▶ Information provided:
·····

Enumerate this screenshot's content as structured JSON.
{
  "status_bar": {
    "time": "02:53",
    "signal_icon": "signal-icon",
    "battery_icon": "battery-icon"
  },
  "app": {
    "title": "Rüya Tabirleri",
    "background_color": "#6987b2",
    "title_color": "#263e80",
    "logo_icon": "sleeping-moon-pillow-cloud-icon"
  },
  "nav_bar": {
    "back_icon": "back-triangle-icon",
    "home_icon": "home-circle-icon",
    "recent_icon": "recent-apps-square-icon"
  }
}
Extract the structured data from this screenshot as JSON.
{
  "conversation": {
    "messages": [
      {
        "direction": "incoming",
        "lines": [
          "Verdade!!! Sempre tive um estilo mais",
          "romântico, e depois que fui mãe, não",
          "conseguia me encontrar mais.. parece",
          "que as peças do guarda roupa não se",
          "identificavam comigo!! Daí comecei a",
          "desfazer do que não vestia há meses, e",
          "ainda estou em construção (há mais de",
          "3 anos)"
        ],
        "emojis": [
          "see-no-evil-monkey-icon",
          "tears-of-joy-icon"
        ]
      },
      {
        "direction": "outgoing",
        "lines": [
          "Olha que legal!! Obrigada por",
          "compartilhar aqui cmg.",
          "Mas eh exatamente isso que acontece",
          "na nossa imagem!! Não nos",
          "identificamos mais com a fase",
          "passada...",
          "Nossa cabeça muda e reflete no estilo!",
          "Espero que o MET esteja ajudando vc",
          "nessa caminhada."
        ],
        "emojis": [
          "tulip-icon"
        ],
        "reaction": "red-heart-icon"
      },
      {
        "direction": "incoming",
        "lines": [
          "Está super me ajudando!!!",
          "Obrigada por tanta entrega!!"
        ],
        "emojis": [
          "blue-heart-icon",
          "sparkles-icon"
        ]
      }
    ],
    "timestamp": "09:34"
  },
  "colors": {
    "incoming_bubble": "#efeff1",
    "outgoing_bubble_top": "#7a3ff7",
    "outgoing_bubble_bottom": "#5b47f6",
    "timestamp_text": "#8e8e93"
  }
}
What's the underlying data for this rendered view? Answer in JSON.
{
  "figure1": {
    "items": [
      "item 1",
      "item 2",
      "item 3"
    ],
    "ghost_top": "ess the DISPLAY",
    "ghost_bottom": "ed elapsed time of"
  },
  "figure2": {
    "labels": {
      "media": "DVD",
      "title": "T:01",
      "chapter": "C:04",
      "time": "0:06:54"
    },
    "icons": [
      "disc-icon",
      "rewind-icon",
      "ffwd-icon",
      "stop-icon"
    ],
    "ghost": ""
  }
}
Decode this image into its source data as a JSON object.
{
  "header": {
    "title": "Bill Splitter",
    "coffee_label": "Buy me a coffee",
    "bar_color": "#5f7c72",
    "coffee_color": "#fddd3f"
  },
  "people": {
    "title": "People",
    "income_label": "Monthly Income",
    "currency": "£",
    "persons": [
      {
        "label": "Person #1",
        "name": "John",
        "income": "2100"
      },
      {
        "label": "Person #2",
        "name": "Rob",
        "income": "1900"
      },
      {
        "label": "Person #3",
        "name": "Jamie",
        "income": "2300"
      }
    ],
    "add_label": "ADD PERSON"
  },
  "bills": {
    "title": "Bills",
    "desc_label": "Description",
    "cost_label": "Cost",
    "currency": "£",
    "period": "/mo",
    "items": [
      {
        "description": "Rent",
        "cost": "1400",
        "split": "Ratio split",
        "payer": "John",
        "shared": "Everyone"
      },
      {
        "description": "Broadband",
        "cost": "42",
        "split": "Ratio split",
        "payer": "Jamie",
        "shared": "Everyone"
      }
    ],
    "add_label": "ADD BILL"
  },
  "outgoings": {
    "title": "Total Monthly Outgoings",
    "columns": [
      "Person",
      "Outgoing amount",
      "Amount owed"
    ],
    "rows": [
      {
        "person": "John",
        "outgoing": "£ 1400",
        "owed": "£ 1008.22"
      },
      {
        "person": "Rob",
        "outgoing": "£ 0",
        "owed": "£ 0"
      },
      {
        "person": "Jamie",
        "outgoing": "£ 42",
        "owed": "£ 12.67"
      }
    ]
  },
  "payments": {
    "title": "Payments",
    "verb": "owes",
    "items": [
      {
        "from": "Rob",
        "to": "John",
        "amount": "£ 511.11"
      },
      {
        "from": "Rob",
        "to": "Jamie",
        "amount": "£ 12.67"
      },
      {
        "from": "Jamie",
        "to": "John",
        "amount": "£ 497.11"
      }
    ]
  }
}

·····

▶ What is being asked:
Collect every line above that contains the word "owed".

▶ Result:
      "Amount owed"
        "owed": "£ 1008.22"
        "owed": "£ 0"
        "owed": "£ 12.67"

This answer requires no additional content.